Records for this exercise:
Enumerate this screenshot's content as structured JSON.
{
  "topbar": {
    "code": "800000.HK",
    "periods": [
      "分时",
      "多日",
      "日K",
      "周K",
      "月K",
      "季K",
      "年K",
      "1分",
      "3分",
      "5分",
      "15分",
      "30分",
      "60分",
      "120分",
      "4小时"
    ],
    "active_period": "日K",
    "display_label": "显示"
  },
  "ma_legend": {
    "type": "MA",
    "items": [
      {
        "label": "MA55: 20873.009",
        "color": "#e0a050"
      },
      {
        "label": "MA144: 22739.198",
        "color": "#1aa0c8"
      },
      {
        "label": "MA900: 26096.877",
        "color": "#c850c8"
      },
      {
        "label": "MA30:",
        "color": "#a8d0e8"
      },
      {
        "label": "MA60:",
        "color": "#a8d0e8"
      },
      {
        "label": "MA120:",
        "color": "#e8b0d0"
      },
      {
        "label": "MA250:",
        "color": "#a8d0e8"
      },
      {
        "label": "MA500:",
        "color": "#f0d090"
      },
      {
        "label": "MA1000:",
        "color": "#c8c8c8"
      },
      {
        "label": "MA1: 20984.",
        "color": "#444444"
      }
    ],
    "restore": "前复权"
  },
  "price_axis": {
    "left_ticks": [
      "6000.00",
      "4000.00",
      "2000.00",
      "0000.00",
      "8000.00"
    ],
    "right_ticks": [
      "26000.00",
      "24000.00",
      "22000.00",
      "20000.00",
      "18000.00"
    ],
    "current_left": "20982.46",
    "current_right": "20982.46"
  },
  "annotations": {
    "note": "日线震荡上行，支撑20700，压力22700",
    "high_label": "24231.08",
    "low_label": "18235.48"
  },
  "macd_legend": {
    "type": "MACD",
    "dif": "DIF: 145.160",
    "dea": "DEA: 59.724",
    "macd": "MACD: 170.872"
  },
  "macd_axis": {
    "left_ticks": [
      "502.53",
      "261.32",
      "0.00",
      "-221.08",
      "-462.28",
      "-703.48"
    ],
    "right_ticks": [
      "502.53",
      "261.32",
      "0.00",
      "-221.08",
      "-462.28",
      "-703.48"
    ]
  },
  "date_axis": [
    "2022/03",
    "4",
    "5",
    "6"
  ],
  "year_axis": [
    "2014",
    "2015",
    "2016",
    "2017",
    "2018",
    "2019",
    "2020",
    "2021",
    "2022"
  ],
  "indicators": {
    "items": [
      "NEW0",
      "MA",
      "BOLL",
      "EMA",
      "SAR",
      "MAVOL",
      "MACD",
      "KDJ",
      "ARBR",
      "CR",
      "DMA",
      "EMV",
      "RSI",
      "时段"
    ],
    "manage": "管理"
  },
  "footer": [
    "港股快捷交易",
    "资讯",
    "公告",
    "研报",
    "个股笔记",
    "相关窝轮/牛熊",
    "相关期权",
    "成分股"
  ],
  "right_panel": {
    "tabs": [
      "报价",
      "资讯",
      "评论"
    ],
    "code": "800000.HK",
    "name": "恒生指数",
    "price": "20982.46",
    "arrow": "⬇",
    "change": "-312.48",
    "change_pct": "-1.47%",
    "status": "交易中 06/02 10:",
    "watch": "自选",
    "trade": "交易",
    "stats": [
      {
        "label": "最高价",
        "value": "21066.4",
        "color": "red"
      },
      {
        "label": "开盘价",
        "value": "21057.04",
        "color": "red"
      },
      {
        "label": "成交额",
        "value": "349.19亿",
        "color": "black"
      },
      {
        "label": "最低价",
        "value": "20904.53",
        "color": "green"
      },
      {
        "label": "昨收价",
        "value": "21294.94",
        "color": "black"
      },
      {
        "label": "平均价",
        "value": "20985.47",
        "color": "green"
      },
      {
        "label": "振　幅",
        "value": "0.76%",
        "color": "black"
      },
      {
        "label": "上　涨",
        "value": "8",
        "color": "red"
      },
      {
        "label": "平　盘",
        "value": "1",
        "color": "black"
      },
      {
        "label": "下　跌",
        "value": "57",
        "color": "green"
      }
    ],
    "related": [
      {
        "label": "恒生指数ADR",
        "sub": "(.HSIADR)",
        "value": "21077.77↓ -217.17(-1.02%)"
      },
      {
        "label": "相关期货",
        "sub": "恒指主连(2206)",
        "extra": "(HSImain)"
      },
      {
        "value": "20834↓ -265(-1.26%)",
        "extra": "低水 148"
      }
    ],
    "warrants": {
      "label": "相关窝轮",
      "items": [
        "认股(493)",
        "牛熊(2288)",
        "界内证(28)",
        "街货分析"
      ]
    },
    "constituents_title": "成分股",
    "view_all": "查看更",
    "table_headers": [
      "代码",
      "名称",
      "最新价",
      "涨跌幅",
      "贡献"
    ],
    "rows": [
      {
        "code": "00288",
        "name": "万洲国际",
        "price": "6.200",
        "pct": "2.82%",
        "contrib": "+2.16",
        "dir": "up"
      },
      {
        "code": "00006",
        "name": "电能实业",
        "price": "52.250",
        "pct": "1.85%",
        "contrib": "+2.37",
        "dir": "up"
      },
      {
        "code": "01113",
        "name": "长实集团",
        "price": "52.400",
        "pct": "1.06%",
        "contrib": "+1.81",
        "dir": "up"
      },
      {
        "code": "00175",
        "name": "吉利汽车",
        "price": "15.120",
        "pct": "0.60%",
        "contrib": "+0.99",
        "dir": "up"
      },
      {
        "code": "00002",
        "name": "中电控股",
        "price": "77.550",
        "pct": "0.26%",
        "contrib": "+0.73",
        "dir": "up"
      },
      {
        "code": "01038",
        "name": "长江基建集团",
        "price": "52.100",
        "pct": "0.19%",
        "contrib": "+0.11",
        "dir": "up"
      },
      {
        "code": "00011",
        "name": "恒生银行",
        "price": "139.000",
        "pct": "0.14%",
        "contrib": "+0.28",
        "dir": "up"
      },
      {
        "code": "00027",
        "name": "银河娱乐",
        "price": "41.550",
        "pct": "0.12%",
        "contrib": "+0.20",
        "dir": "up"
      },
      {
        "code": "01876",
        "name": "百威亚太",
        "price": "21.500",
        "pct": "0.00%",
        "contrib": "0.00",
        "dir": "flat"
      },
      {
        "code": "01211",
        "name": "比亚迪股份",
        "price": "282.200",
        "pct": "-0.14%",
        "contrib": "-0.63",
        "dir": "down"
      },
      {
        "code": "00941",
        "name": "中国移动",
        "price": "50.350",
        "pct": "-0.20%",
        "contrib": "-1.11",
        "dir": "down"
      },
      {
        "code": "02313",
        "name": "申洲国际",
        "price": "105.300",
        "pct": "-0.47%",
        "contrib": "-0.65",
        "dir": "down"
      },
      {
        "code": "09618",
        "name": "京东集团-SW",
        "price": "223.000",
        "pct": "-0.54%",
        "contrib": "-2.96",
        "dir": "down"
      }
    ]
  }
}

What to work on:
Write the entries again, exactly as they stand.

Written response:
Enumerate this screenshot's content as structured JSON.
{
  "topbar": {
    "code": "800000.HK",
    "periods": [
      "分时",
      "多日",
      "日K",
      "周K",
      "月K",
      "季K",
      "年K",
      "1分",
      "3分",
      "5分",
      "15分",
      "30分",
      "60分",
      "120分",
      "4小时"
    ],
    "active_period": "日K",
    "display_label": "显示"
  },
  "ma_legend": {
    "type": "MA",
    "items": [
      {
        "label": "MA55: 20873.009",
        "color": "#e0a050"
      },
      {
        "label": "MA144: 22739.198",
        "color": "#1aa0c8"
      },
      {
        "label": "MA900: 26096.877",
        "color": "#c850c8"
      },
      {
        "label": "MA30:",
        "color": "#a8d0e8"
      },
      {
        "label": "MA60:",
        "color": "#a8d0e8"
      },
      {
        "label": "MA120:",
        "color": "#e8b0d0"
      },
      {
        "label": "MA250:",
        "color": "#a8d0e8"
      },
      {
        "label": "MA500:",
        "color": "#f0d090"
      },
      {
        "label": "MA1000:",
        "color": "#c8c8c8"
      },
      {
        "label": "MA1: 20984.",
        "color": "#444444"
      }
    ],
    "restore": "前复权"
  },
  "price_axis": {
    "left_ticks": [
      "6000.00",
      "4000.00",
      "2000.00",
      "0000.00",
      "8000.00"
    ],
    "right_ticks": [
      "26000.00",
      "24000.00",
      "22000.00",
      "20000.00",
      "18000.00"
    ],
    "current_left": "20982.46",
    "current_right": "20982.46"
  },
  "annotations": {
    "note": "日线震荡上行，支撑20700，压力22700",
    "high_label": "24231.08",
    "low_label": "18235.48"
  },
  "macd_legend": {
    "type": "MACD",
    "dif": "DIF: 145.160",
    "dea": "DEA: 59.724",
    "macd": "MACD: 170.872"
  },
  "macd_axis": {
    "left_ticks": [
      "502.53",
      "261.32",
      "0.00",
      "-221.08",
      "-462.28",
      "-703.48"
    ],
    "right_ticks": [
      "502.53",
      "261.32",
      "0.00",
      "-221.08",
      "-462.28",
      "-703.48"
    ]
  },
  "date_axis": [
    "2022/03",
    "4",
    "5",
    "6"
  ],
  "year_axis": [
    "2014",
    "2015",
    "2016",
    "2017",
    "2018",
    "2019",
    "2020",
    "2021",
    "2022"
  ],
  "indicators": {
    "items": [
      "NEW0",
      "MA",
      "BOLL",
      "EMA",
      "SAR",
      "MAVOL",
      "MACD",
      "KDJ",
      "ARBR",
      "CR",
      "DMA",
      "EMV",
      "RSI",
      "时段"
    ],
    "manage": "管理"
  },
  "footer": [
    "港股快捷交易",
    "资讯",
    "公告",
    "研报",
    "个股笔记",
    "相关窝轮/牛熊",
    "相关期权",
    "成分股"
  ],
  "right_panel": {
    "tabs": [
      "报价",
      "资讯",
      "评论"
    ],
    "code": "800000.HK",
    "name": "恒生指数",
    "price": "20982.46",
    "arrow": "⬇",
    "change": "-312.48",
    "change_pct": "-1.47%",
    "status": "交易中 06/02 10:",
    "watch": "自选",
    "trade": "交易",
    "stats": [
      {
        "label": "最高价",
        "value": "21066.4",
        "color": "red"
      },
      {
        "label": "开盘价",
        "value": "21057.04",
        "color": "red"
      },
      {
        "label": "成交额",
        "value": "349.19亿",
        "color": "black"
      },
      {
        "label": "最低价",
        "value": "20904.53",
        "color": "green"
      },
      {
        "label": "昨收价",
        "value": "21294.94",
        "color": "black"
      },
      {
        "label": "平均价",
        "value": "20985.47",
        "color": "green"
      },
      {
        "label": "振　幅",
        "value": "0.76%",
        "color": "black"
      },
      {
        "label": "上　涨",
        "value": "8",
        "color": "red"
      },
      {
        "label": "平　盘",
        "value": "1",
        "color": "black"
      },
      {
        "label": "下　跌",
        "value": "57",
        "color": "green"
      }
    ],
    "related": [
      {
        "label": "恒生指数ADR",
        "sub": "(.HSIADR)",
        "value": "21077.77↓ -217.17(-1.02%)"
      },
      {
        "label": "相关期货",
        "sub": "恒指主连(2206)",
        "extra": "(HSImain)"
      },
      {
        "value": "20834↓ -265(-1.26%)",
        "extra": "低水 148"
      }
    ],
    "warrants": {
      "label": "相关窝轮",
      "items": [
        "认股(493)",
        "牛熊(2288)",
        "界内证(28)",
        "街货分析"
      ]
    },
    "constituents_title": "成分股",
    "view_all": "查看更",
    "table_headers": [
      "代码",
      "名称",
      "最新价",
      "涨跌幅",
      "贡献"
    ],
    "rows": [
      {
        "code": "00288",
        "name": "万洲国际",
        "price": "6.200",
        "pct": "2.82%",
        "contrib": "+2.16",
        "dir": "up"
      },
      {
        "code": "00006",
        "name": "电能实业",
        "price": "52.250",
        "pct": "1.85%",
        "contrib": "+2.37",
        "dir": "up"
      },
      {
        "code": "01113",
        "name": "长实集团",
        "price": "52.400",
        "pct": "1.06%",
        "contrib": "+1.81",
        "dir": "up"
      },
      {
        "code": "00175",
        "name": "吉利汽车",
        "price": "15.120",
        "pct": "0.60%",
        "contrib": "+0.99",
        "dir": "up"
      },
      {
        "code": "00002",
        "name": "中电控股",
        "price": "77.550",
        "pct": "0.26%",
        "contrib": "+0.73",
        "dir": "up"
      },
      {
        "code": "01038",
        "name": "长江基建集团",
        "price": "52.100",
        "pct": "0.19%",
        "contrib": "+0.11",
        "dir": "up"
      },
      {
        "code": "00011",
        "name": "恒生银行",
        "price": "139.000",
        "pct": "0.14%",
        "contrib": "+0.28",
        "dir": "up"
      },
      {
        "code": "00027",
        "name": "银河娱乐",
        "price": "41.550",
        "pct": "0.12%",
        "contrib": "+0.20",
        "dir": "up"
      },
      {
        "code": "01876",
        "name": "百威亚太",
        "price": "21.500",
        "pct": "0.00%",
        "contrib": "0.00",
        "dir": "flat"
      },
      {
        "code": "01211",
        "name": "比亚迪股份",
        "price": "282.200",
        "pct": "-0.14%",
        "contrib": "-0.63",
        "dir": "down"
      },
      {
        "code": "00941",
        "name": "中国移动",
        "price": "50.350",
        "pct": "-0.20%",
        "contrib": "-1.11",
        "dir": "down"
      },
      {
        "code": "02313",
        "name": "申洲国际",
        "price": "105.300",
        "pct": "-0.47%",
        "contrib": "-0.65",
        "dir": "down"
      },
      {
        "code": "09618",
        "name": "京东集团-SW",
        "price": "223.000",
        "pct": "-0.54%",
        "contrib": "-2.96",
        "dir": "down"
      }
    ]
  }
}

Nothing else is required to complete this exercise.